(Data entries)

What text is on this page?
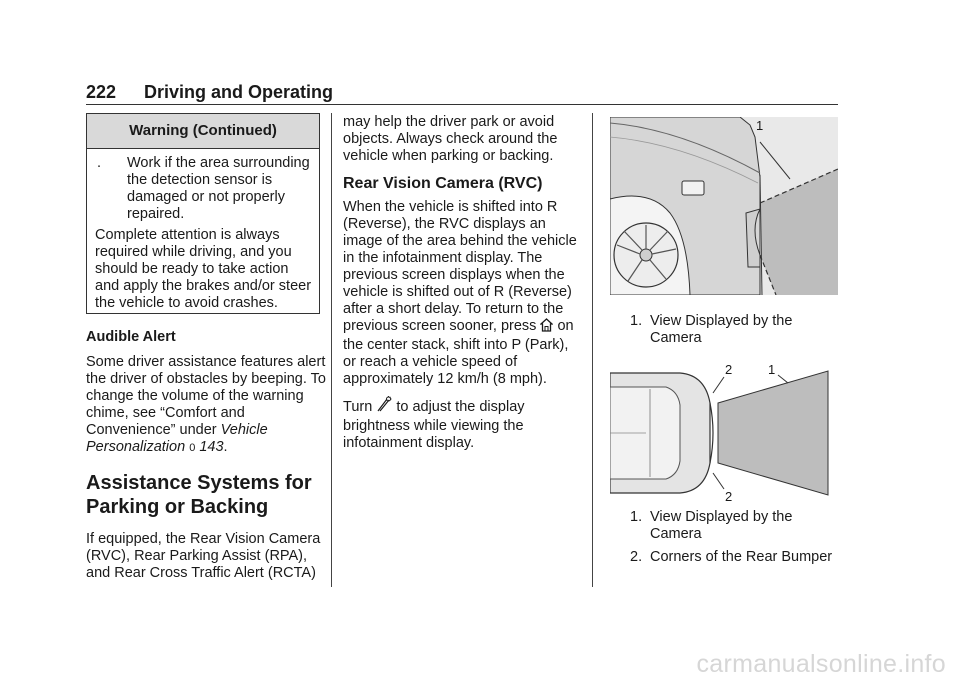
222 Driving and Operating
Warning (Continued)
. Work if the area surrounding the detection sensor is damaged or not properly repaired.
Complete attention is always required while driving, and you should be ready to take action and apply the brakes and/or steer the vehicle to avoid crashes.

Audible Alert

Some driver assistance features alert the driver of obstacles by beeping. To change the volume of the warning chime, see “Comfort and Convenience” under Vehicle Personalization 0 143.

Assistance Systems for Parking or Backing

If equipped, the Rear Vision Camera (RVC), Rear Parking Assist (RPA), and Rear Cross Traffic Alert (RCTA)

may help the driver park or avoid objects. Always check around the vehicle when parking or backing.

Rear Vision Camera (RVC)

When the vehicle is shifted into R (Reverse), the RVC displays an image of the area behind the vehicle in the infotainment display. The previous screen displays when the vehicle is shifted out of R (Reverse) after a short delay. To return to the previous screen sooner, press  on the center stack, shift into P (Park), or reach a vehicle speed of approximately 12 km/h (8 mph).

Turn  to adjust the display brightness while viewing the infotainment display.

1
1. View Displayed by the Camera
2	1
2
1. View Displayed by the Camera
2. Corners of the Rear Bumper
carmanualsonline.info
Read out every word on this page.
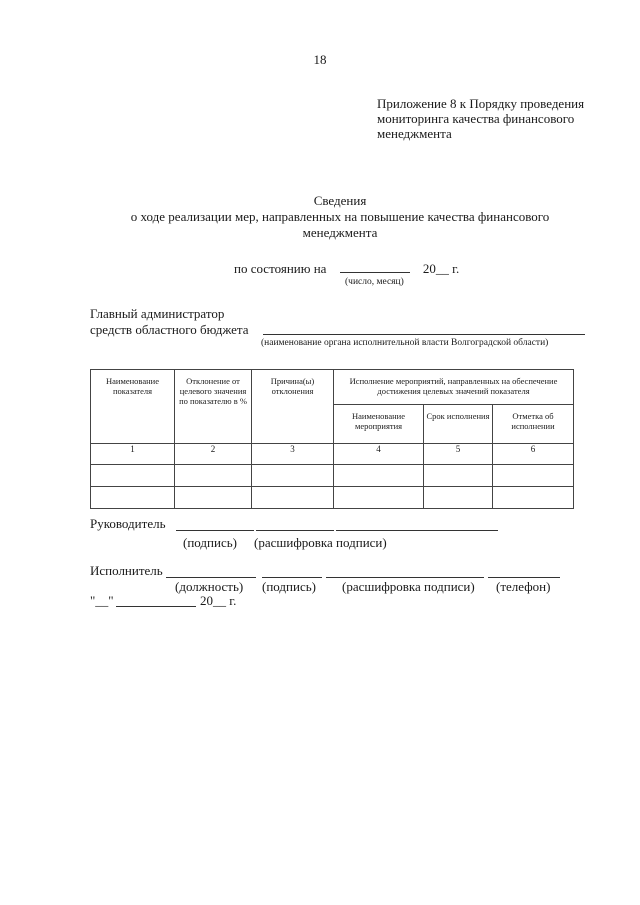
18
Приложение 8 к Порядку проведения
мониторинга качества финансового
менеджмента
Сведения
о ходе реализации мер, направленных на повышение качества финансового
менеджмента
по состоянию на	20__ г.
(число, месяц)
Главный администратор
средств областного бюджета
(наименование органа исполнительной власти Волгоградской области)
Наименование показателя	Отклонение от целевого значения по показателю в %	Причина(ы) отклонения	Исполнение мероприятий, направленных на обеспечение достижения целевых значений показателя		
			Наименование мероприятия	Срок исполнения	Отметка об исполнении
1	2	3	4	5	6

Руководитель
(подпись) (расшифровка подписи)
Исполнитель
(должность) (подпись) (расшифровка подписи) (телефон)
"__"	20__ г.
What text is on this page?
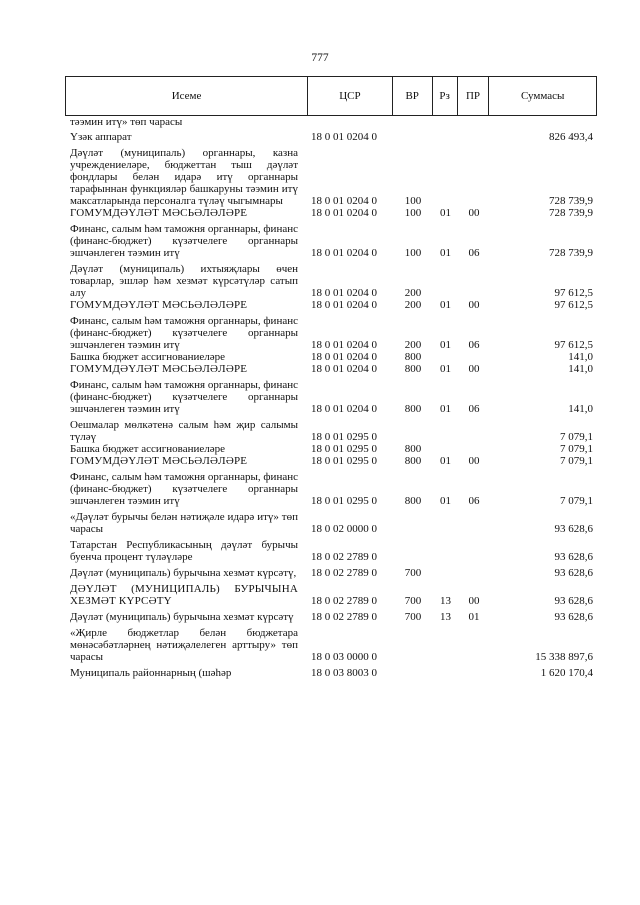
777
Исеме	ЦСР	ВР	Рз	ПР	Суммасы
тәэмин итү» төп чарасы
Үзәк аппарат	18 0 01 0204 0	826 493,4
Дәүләт (муниципаль) органнары, казна учреждениеләре, бюджеттан тыш дәүләт фондлары белән идарә итү органнары тарафыннан функцияләр башкаруны тәэмин итү максатларында персоналга түләү чыгымнары	18 0 01 0204 0	100	728 739,9
ГОМУМДӘҮЛӘТ МӘСЬӘЛӘЛӘРЕ	18 0 01 0204 0	100	01	00	728 739,9
Финанс, салым һәм таможня органнары, финанс (финанс-бюджет) күзәтчелеге органнары эшчәнлеген тәэмин итү	18 0 01 0204 0	100	01	06	728 739,9
Дәүләт (муниципаль) ихтыяҗлары өчен товарлар, эшләр һәм хезмәт күрсәтүләр сатып алу	18 0 01 0204 0	200	97 612,5
ГОМУМДӘҮЛӘТ МӘСЬӘЛӘЛӘРЕ	18 0 01 0204 0	200	01	00	97 612,5
Финанс, салым һәм таможня органнары, финанс (финанс-бюджет) күзәтчелеге органнары эшчәнлеген тәэмин итү	18 0 01 0204 0	200	01	06	97 612,5
Башка бюджет ассигнованиеләре	18 0 01 0204 0	800	141,0
ГОМУМДӘҮЛӘТ МӘСЬӘЛӘЛӘРЕ	18 0 01 0204 0	800	01	00	141,0
Финанс, салым һәм таможня органнары, финанс (финанс-бюджет) күзәтчелеге органнары эшчәнлеген тәэмин итү	18 0 01 0204 0	800	01	06	141,0
Оешмалар мөлкәтенә салым һәм җир салымы түләү	18 0 01 0295 0	7 079,1
Башка бюджет ассигнованиеләре	18 0 01 0295 0	800	7 079,1
ГОМУМДӘҮЛӘТ МӘСЬӘЛӘЛӘРЕ	18 0 01 0295 0	800	01	00	7 079,1
Финанс, салым һәм таможня органнары, финанс (финанс-бюджет) күзәтчелеге органнары эшчәнлеген тәэмин итү	18 0 01 0295 0	800	01	06	7 079,1
«Дәүләт бурычы белән нәтиҗәле идарә итү» төп чарасы	18 0 02 0000 0	93 628,6
Татарстан Республикасының дәүләт бурычы буенча процент түләүләре	18 0 02 2789 0	93 628,6
Дәүләт (муниципаль) бурычына хезмәт күрсәтү,	18 0 02 2789 0	700	93 628,6
ДӘҮЛӘТ (МУНИЦИПАЛЬ) БУРЫЧЫНА ХЕЗМӘТ КҮРСӘТҮ	18 0 02 2789 0	700	13	00	93 628,6
Дәүләт (муниципаль) бурычына хезмәт күрсәтү	18 0 02 2789 0	700	13	01	93 628,6
«Җирле бюджетлар белән бюджетара мөнәсәбәтләрнең нәтиҗәлелеген арттыру» төп чарасы	18 0 03 0000 0	15 338 897,6
Муниципаль районнарның (шәһәр	18 0 03 8003 0	1 620 170,4
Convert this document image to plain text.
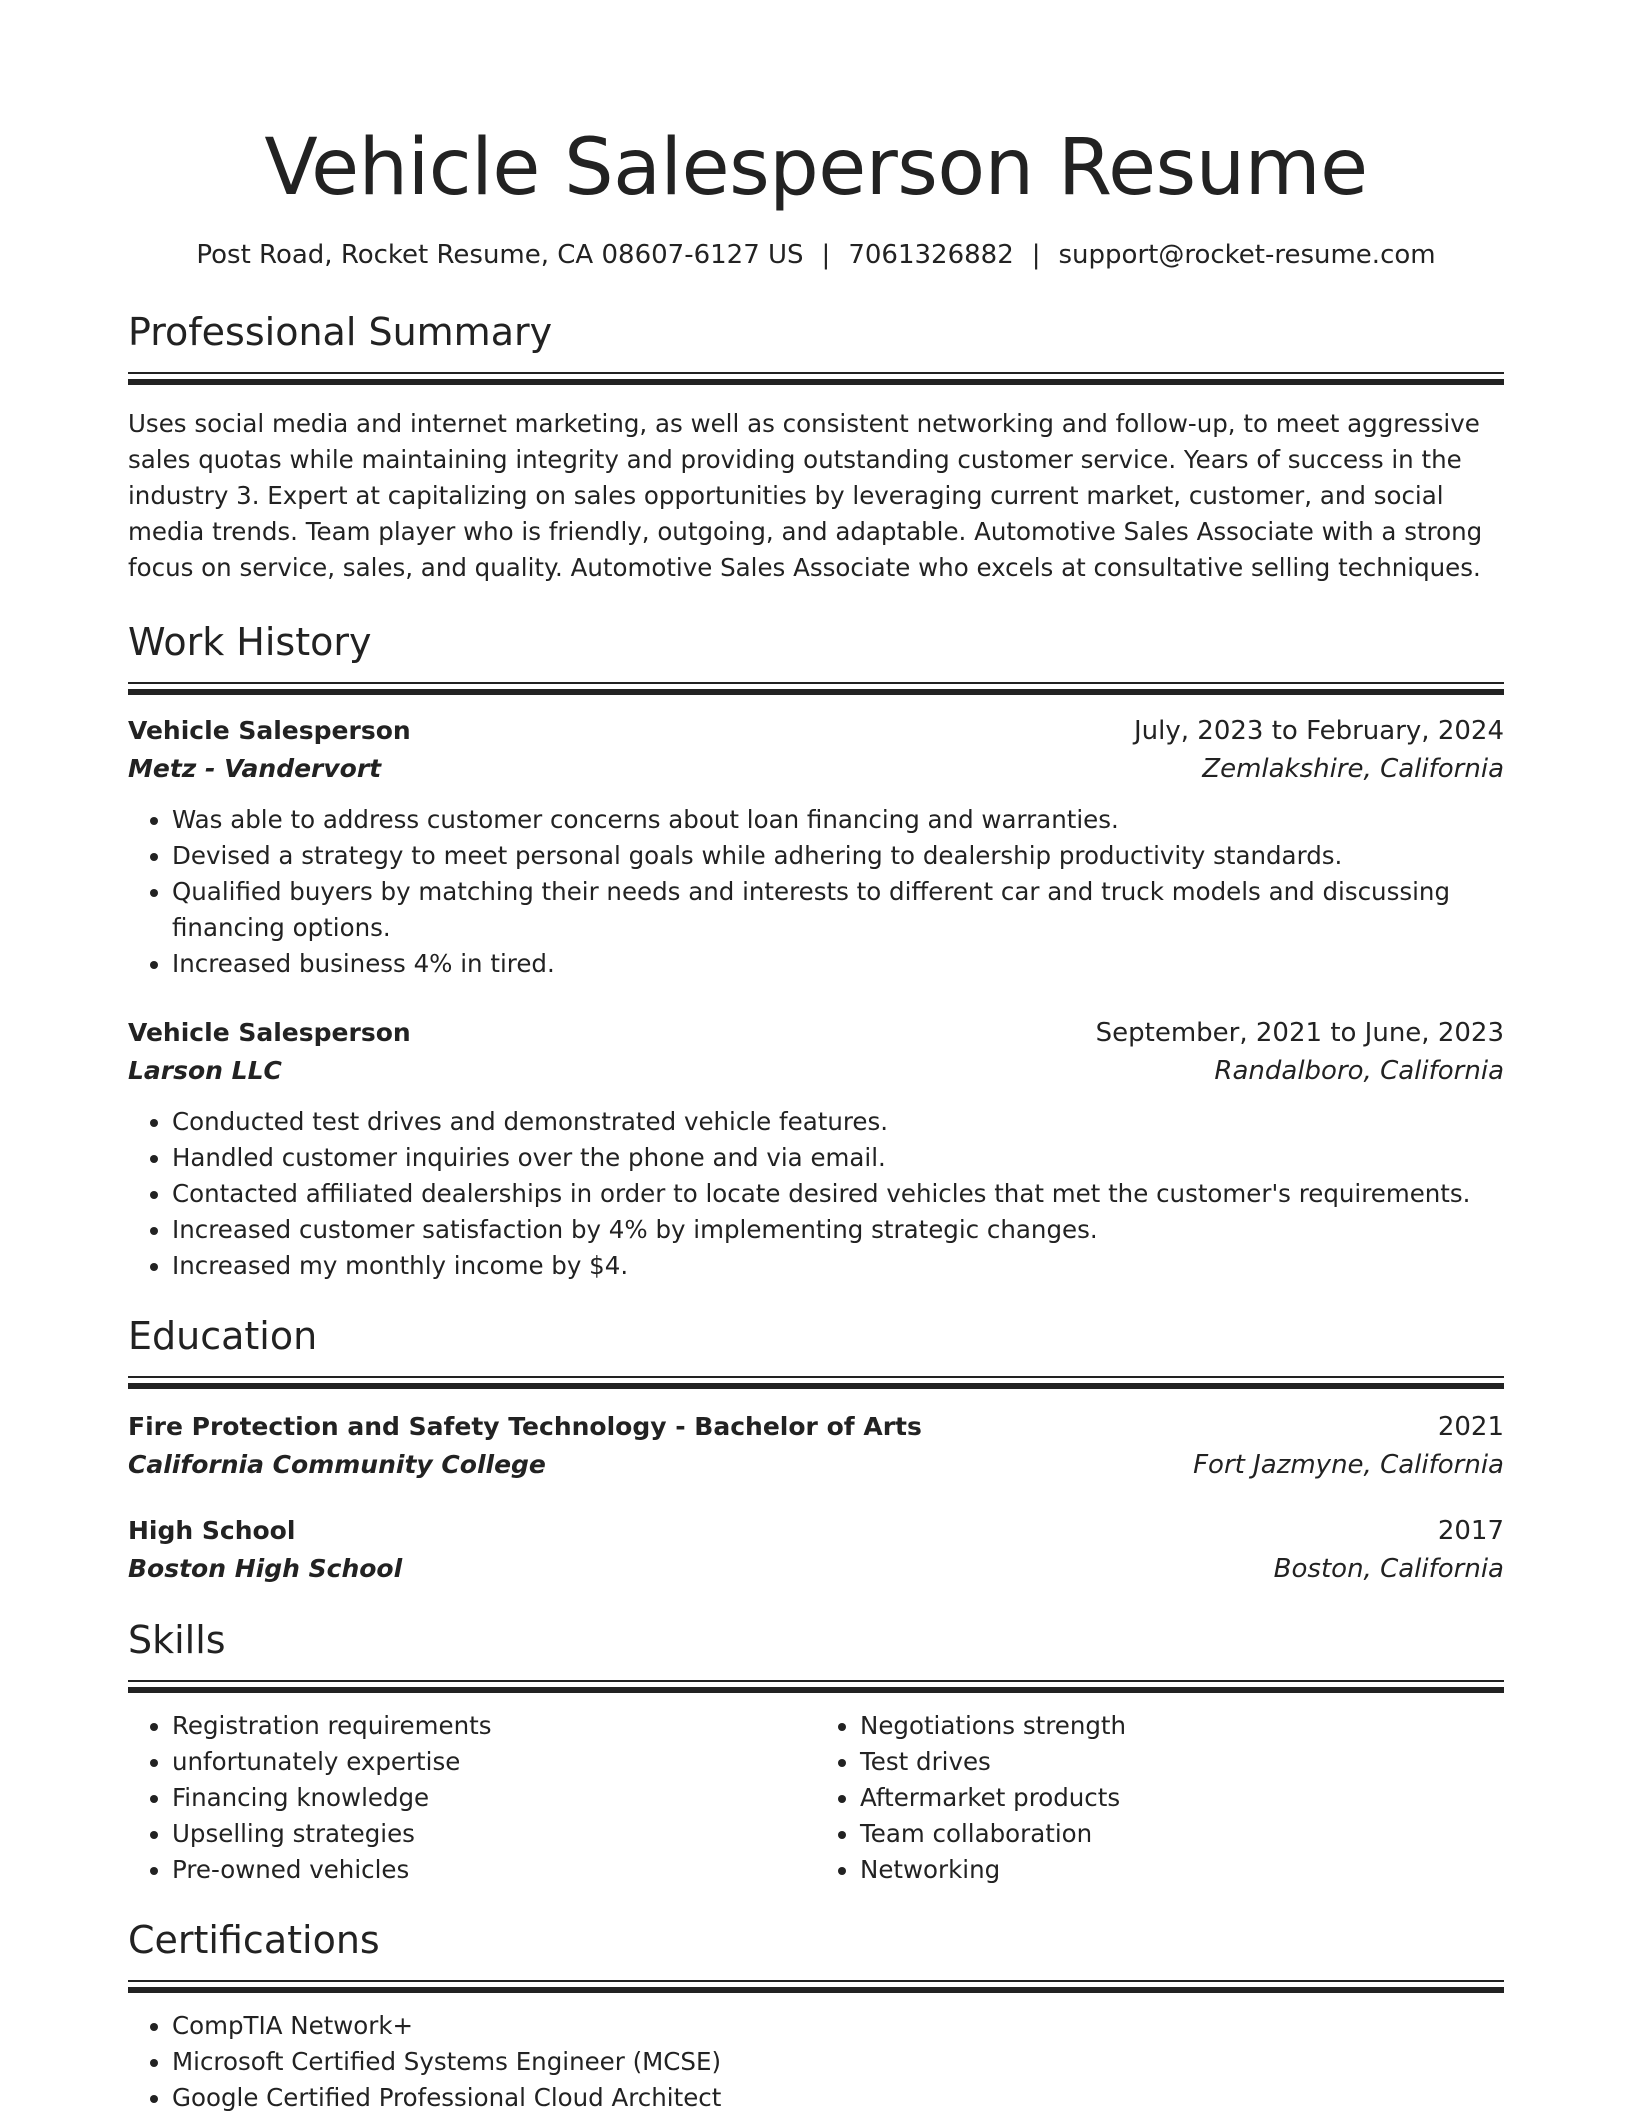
Vehicle Salesperson Resume
Post Road, Rocket Resume, CA 08607-6127 US | 7061326882 | support@rocket-resume.com
Professional Summary

Uses social media and internet marketing, as well as consistent networking and follow-up, to meet aggressive sales quotas while maintaining integrity and providing outstanding customer service. Years of success in the industry 3. Expert at capitalizing on sales opportunities by leveraging current market, customer, and social media trends. Team player who is friendly, outgoing, and adaptable. Automotive Sales Associate with a strong focus on service, sales, and quality. Automotive Sales Associate who excels at consultative selling techniques.

Work History
Vehicle Salesperson	July, 2023 to February, 2024
Metz - Vandervort	Zemlakshire, California
• Was able to address customer concerns about loan financing and warranties.
• Devised a strategy to meet personal goals while adhering to dealership productivity standards.
• Qualified buyers by matching their needs and interests to different car and truck models and discussing financing options.
• Increased business 4% in tired.
Vehicle Salesperson	September, 2021 to June, 2023
Larson LLC	Randalboro, California
• Conducted test drives and demonstrated vehicle features.
• Handled customer inquiries over the phone and via email.
• Contacted affiliated dealerships in order to locate desired vehicles that met the customer's requirements.
• Increased customer satisfaction by 4% by implementing strategic changes.
• Increased my monthly income by $4.
Education
Fire Protection and Safety Technology - Bachelor of Arts	2021
California Community College	Fort Jazmyne, California
High School	2017
Boston High School	Boston, California
Skills
• Registration requirements
• unfortunately expertise
• Financing knowledge
• Upselling strategies
• Pre-owned vehicles
• Negotiations strength
• Test drives
• Aftermarket products
• Team collaboration
• Networking
Certifications
• CompTIA Network+
• Microsoft Certified Systems Engineer (MCSE)
• Google Certified Professional Cloud Architect
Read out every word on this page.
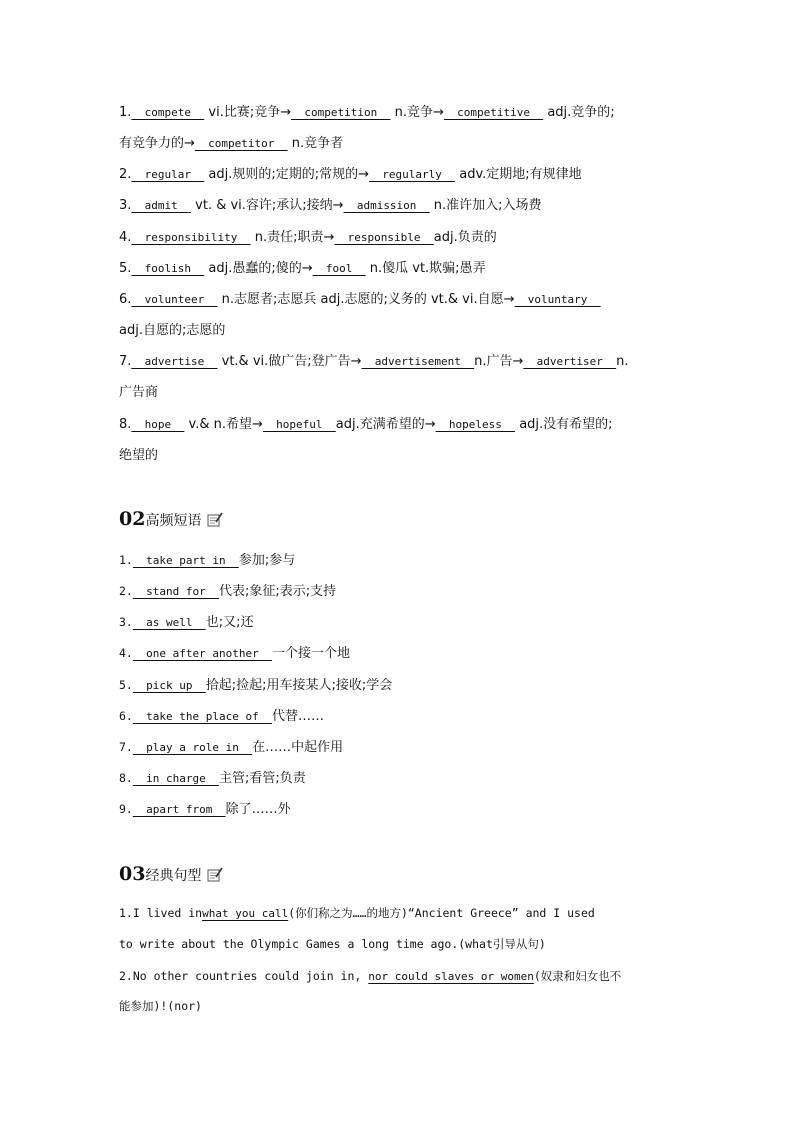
1.  compete   vi.比赛;竞争→  competition   n.竞争→  competitive   adj.竞争的;
有竞争力的→  competitor   n.竞争者
2.  regular   adj.规则的;定期的;常规的→  regularly   adv.定期地;有规律地
3.  admit   vt. & vi.容许;承认;接纳→  admission   n.准许加入;入场费
4.  responsibility   n.责任;职责→  responsible  adj.负责的
5.  foolish   adj.愚蠢的;傻的→  fool   n.傻瓜 vt.欺骗;愚弄
6.  volunteer   n.志愿者;志愿兵 adj.志愿的;义务的 vt.& vi.自愿→  voluntary
adj.自愿的;志愿的
7.  advertise   vt.& vi.做广告;登广告→  advertisement  n.广告→  advertiser  n.
广告商
8.  hope   v.& n.希望→  hopeful  adj.充满希望的→  hopeless   adj.没有希望的;
绝望的
02高频短语
1.  take part in  参加;参与
2.  stand for  代表;象征;表示;支持
3.  as well  也;又;还
4.  one after another  一个接一个地
5.  pick up  拾起;捡起;用车接某人;接收;学会
6.  take the place of  代替……
7.  play a role in  在……中起作用
8.  in charge  主管;看管;负责
9.  apart from  除了……外
03经典句型
1.I lived inwhat you call(你们称之为……的地方)“Ancient Greece” and I used
to write about the Olympic Games a long time ago.(what引导从句)
2.No other countries could join in, nor could slaves or women(奴隶和妇女也不
能参加)!(nor)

## What the exercise asks:
In the entries above, find every line with the word "School" and list it.

## Answer for this exercise:
High School	2017
Boston High School	Boston, California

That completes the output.